## What is expected
Please write out the material below exactly as given.

----- Records to use

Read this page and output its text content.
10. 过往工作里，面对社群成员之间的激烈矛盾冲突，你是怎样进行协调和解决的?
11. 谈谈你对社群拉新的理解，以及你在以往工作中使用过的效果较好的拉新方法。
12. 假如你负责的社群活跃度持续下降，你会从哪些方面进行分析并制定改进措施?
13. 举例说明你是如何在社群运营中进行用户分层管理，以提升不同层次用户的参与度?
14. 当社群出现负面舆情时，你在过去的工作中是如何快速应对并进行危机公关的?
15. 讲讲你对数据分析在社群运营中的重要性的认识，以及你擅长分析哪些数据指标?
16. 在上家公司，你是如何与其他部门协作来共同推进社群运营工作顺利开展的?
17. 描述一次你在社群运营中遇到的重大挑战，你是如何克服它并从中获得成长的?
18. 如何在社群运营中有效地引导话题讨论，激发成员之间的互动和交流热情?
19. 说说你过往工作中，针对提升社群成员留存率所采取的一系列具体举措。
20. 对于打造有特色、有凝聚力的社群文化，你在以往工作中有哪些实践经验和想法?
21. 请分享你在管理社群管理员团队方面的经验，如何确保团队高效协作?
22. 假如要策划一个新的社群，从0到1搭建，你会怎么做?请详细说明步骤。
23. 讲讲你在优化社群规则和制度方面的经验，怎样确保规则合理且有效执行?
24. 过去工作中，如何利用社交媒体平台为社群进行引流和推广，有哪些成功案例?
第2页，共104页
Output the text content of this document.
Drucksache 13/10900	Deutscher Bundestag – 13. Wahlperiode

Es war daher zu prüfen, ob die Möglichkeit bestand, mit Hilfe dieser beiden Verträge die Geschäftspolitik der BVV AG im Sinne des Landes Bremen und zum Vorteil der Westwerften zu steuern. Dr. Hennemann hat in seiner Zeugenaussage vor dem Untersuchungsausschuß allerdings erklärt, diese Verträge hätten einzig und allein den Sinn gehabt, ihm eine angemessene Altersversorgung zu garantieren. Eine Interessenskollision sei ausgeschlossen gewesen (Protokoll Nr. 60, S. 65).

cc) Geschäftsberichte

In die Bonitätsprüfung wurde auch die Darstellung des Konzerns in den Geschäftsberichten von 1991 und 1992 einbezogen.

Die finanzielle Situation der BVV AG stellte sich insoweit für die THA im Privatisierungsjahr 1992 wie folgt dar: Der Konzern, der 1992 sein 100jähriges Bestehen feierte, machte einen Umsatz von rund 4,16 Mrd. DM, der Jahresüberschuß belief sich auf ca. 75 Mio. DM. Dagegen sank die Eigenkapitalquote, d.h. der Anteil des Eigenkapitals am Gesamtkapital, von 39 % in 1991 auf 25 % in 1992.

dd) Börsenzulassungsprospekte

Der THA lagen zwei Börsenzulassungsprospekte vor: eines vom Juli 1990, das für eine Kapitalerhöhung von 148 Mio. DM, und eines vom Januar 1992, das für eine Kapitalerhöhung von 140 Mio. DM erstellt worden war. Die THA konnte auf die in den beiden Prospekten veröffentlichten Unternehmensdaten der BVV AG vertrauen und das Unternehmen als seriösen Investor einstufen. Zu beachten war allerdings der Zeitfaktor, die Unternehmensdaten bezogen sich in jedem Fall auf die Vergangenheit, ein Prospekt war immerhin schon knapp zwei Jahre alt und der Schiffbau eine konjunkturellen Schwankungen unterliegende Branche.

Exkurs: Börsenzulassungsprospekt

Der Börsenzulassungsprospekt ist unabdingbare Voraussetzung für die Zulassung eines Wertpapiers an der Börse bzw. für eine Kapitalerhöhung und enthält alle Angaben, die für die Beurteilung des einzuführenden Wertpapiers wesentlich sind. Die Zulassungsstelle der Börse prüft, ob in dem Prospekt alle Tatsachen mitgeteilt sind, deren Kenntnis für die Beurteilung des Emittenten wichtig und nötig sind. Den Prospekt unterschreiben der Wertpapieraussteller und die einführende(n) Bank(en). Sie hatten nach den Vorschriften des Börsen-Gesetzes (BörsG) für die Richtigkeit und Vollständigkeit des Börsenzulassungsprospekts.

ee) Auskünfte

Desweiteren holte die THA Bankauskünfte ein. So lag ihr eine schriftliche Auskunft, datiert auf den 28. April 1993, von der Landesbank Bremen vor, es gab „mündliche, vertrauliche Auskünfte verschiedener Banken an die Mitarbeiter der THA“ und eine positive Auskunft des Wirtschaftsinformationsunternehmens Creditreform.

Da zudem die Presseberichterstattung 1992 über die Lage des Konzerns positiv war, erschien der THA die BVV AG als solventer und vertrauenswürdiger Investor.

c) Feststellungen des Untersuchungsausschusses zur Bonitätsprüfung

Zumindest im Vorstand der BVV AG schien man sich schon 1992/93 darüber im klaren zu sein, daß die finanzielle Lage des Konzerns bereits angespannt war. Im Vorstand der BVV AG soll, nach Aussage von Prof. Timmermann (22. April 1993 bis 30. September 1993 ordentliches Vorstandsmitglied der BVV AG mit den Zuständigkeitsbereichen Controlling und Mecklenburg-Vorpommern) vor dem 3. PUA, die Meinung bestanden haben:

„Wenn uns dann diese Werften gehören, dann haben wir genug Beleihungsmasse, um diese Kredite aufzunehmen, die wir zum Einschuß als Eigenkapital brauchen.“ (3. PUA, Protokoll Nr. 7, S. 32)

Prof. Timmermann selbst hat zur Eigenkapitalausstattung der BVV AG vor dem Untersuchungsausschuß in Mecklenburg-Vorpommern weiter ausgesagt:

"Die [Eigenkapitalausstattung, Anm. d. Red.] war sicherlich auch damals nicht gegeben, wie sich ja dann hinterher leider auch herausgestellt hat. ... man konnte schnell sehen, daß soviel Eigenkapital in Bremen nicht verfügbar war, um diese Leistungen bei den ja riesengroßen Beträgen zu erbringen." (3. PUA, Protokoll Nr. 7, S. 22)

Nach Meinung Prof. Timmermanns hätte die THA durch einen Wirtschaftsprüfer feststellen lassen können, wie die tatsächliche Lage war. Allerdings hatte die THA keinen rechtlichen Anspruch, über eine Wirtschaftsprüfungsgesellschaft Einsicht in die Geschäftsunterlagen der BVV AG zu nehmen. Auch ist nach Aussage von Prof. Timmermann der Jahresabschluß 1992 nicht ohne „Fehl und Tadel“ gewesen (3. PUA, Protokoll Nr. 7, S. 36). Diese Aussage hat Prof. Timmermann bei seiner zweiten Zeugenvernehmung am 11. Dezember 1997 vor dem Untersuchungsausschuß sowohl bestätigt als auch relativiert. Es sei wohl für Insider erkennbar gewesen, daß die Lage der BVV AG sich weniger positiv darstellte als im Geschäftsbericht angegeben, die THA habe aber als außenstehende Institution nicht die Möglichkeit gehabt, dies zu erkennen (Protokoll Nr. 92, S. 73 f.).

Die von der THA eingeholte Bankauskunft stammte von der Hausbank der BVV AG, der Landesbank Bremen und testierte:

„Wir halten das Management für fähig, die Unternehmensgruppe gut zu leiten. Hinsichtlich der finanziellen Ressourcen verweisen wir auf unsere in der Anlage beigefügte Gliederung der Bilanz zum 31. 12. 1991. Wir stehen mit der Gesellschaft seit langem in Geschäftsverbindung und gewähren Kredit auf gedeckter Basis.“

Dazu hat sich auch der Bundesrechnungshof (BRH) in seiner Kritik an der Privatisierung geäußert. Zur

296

----------

## Full output
Read this page and output its text content.
10. 过往工作里，面对社群成员之间的激烈矛盾冲突，你是怎样进行协调和解决的?
11. 谈谈你对社群拉新的理解，以及你在以往工作中使用过的效果较好的拉新方法。
12. 假如你负责的社群活跃度持续下降，你会从哪些方面进行分析并制定改进措施?
13. 举例说明你是如何在社群运营中进行用户分层管理，以提升不同层次用户的参与度?
14. 当社群出现负面舆情时，你在过去的工作中是如何快速应对并进行危机公关的?
15. 讲讲你对数据分析在社群运营中的重要性的认识，以及你擅长分析哪些数据指标?
16. 在上家公司，你是如何与其他部门协作来共同推进社群运营工作顺利开展的?
17. 描述一次你在社群运营中遇到的重大挑战，你是如何克服它并从中获得成长的?
18. 如何在社群运营中有效地引导话题讨论，激发成员之间的互动和交流热情?
19. 说说你过往工作中，针对提升社群成员留存率所采取的一系列具体举措。
20. 对于打造有特色、有凝聚力的社群文化，你在以往工作中有哪些实践经验和想法?
21. 请分享你在管理社群管理员团队方面的经验，如何确保团队高效协作?
22. 假如要策划一个新的社群，从0到1搭建，你会怎么做?请详细说明步骤。
23. 讲讲你在优化社群规则和制度方面的经验，怎样确保规则合理且有效执行?
24. 过去工作中，如何利用社交媒体平台为社群进行引流和推广，有哪些成功案例?
第2页，共104页
Output the text content of this document.
Drucksache 13/10900	Deutscher Bundestag – 13. Wahlperiode

Es war daher zu prüfen, ob die Möglichkeit bestand, mit Hilfe dieser beiden Verträge die Geschäftspolitik der BVV AG im Sinne des Landes Bremen und zum Vorteil der Westwerften zu steuern. Dr. Hennemann hat in seiner Zeugenaussage vor dem Untersuchungsausschuß allerdings erklärt, diese Verträge hätten einzig und allein den Sinn gehabt, ihm eine angemessene Altersversorgung zu garantieren. Eine Interessenskollision sei ausgeschlossen gewesen (Protokoll Nr. 60, S. 65).

cc) Geschäftsberichte

In die Bonitätsprüfung wurde auch die Darstellung des Konzerns in den Geschäftsberichten von 1991 und 1992 einbezogen.

Die finanzielle Situation der BVV AG stellte sich insoweit für die THA im Privatisierungsjahr 1992 wie folgt dar: Der Konzern, der 1992 sein 100jähriges Bestehen feierte, machte einen Umsatz von rund 4,16 Mrd. DM, der Jahresüberschuß belief sich auf ca. 75 Mio. DM. Dagegen sank die Eigenkapitalquote, d.h. der Anteil des Eigenkapitals am Gesamtkapital, von 39 % in 1991 auf 25 % in 1992.

dd) Börsenzulassungsprospekte

Der THA lagen zwei Börsenzulassungsprospekte vor: eines vom Juli 1990, das für eine Kapitalerhöhung von 148 Mio. DM, und eines vom Januar 1992, das für eine Kapitalerhöhung von 140 Mio. DM erstellt worden war. Die THA konnte auf die in den beiden Prospekten veröffentlichten Unternehmensdaten der BVV AG vertrauen und das Unternehmen als seriösen Investor einstufen. Zu beachten war allerdings der Zeitfaktor, die Unternehmensdaten bezogen sich in jedem Fall auf die Vergangenheit, ein Prospekt war immerhin schon knapp zwei Jahre alt und der Schiffbau eine konjunkturellen Schwankungen unterliegende Branche.

Exkurs: Börsenzulassungsprospekt

Der Börsenzulassungsprospekt ist unabdingbare Voraussetzung für die Zulassung eines Wertpapiers an der Börse bzw. für eine Kapitalerhöhung und enthält alle Angaben, die für die Beurteilung des einzuführenden Wertpapiers wesentlich sind. Die Zulassungsstelle der Börse prüft, ob in dem Prospekt alle Tatsachen mitgeteilt sind, deren Kenntnis für die Beurteilung des Emittenten wichtig und nötig sind. Den Prospekt unterschreiben der Wertpapieraussteller und die einführende(n) Bank(en). Sie hatten nach den Vorschriften des Börsen-Gesetzes (BörsG) für die Richtigkeit und Vollständigkeit des Börsenzulassungsprospekts.

ee) Auskünfte

Desweiteren holte die THA Bankauskünfte ein. So lag ihr eine schriftliche Auskunft, datiert auf den 28. April 1993, von der Landesbank Bremen vor, es gab „mündliche, vertrauliche Auskünfte verschiedener Banken an die Mitarbeiter der THA“ und eine positive Auskunft des Wirtschaftsinformationsunternehmens Creditreform.

Da zudem die Presseberichterstattung 1992 über die Lage des Konzerns positiv war, erschien der THA die BVV AG als solventer und vertrauenswürdiger Investor.

c) Feststellungen des Untersuchungsausschusses zur Bonitätsprüfung

Zumindest im Vorstand der BVV AG schien man sich schon 1992/93 darüber im klaren zu sein, daß die finanzielle Lage des Konzerns bereits angespannt war. Im Vorstand der BVV AG soll, nach Aussage von Prof. Timmermann (22. April 1993 bis 30. September 1993 ordentliches Vorstandsmitglied der BVV AG mit den Zuständigkeitsbereichen Controlling und Mecklenburg-Vorpommern) vor dem 3. PUA, die Meinung bestanden haben:

„Wenn uns dann diese Werften gehören, dann haben wir genug Beleihungsmasse, um diese Kredite aufzunehmen, die wir zum Einschuß als Eigenkapital brauchen.“ (3. PUA, Protokoll Nr. 7, S. 32)

Prof. Timmermann selbst hat zur Eigenkapitalausstattung der BVV AG vor dem Untersuchungsausschuß in Mecklenburg-Vorpommern weiter ausgesagt:

"Die [Eigenkapitalausstattung, Anm. d. Red.] war sicherlich auch damals nicht gegeben, wie sich ja dann hinterher leider auch herausgestellt hat. ... man konnte schnell sehen, daß soviel Eigenkapital in Bremen nicht verfügbar war, um diese Leistungen bei den ja riesengroßen Beträgen zu erbringen." (3. PUA, Protokoll Nr. 7, S. 22)

Nach Meinung Prof. Timmermanns hätte die THA durch einen Wirtschaftsprüfer feststellen lassen können, wie die tatsächliche Lage war. Allerdings hatte die THA keinen rechtlichen Anspruch, über eine Wirtschaftsprüfungsgesellschaft Einsicht in die Geschäftsunterlagen der BVV AG zu nehmen. Auch ist nach Aussage von Prof. Timmermann der Jahresabschluß 1992 nicht ohne „Fehl und Tadel“ gewesen (3. PUA, Protokoll Nr. 7, S. 36). Diese Aussage hat Prof. Timmermann bei seiner zweiten Zeugenvernehmung am 11. Dezember 1997 vor dem Untersuchungsausschuß sowohl bestätigt als auch relativiert. Es sei wohl für Insider erkennbar gewesen, daß die Lage der BVV AG sich weniger positiv darstellte als im Geschäftsbericht angegeben, die THA habe aber als außenstehende Institution nicht die Möglichkeit gehabt, dies zu erkennen (Protokoll Nr. 92, S. 73 f.).

Die von der THA eingeholte Bankauskunft stammte von der Hausbank der BVV AG, der Landesbank Bremen und testierte:

„Wir halten das Management für fähig, die Unternehmensgruppe gut zu leiten. Hinsichtlich der finanziellen Ressourcen verweisen wir auf unsere in der Anlage beigefügte Gliederung der Bilanz zum 31. 12. 1991. Wir stehen mit der Gesellschaft seit langem in Geschäftsverbindung und gewähren Kredit auf gedeckter Basis.“

Dazu hat sich auch der Bundesrechnungshof (BRH) in seiner Kritik an der Privatisierung geäußert. Zur

296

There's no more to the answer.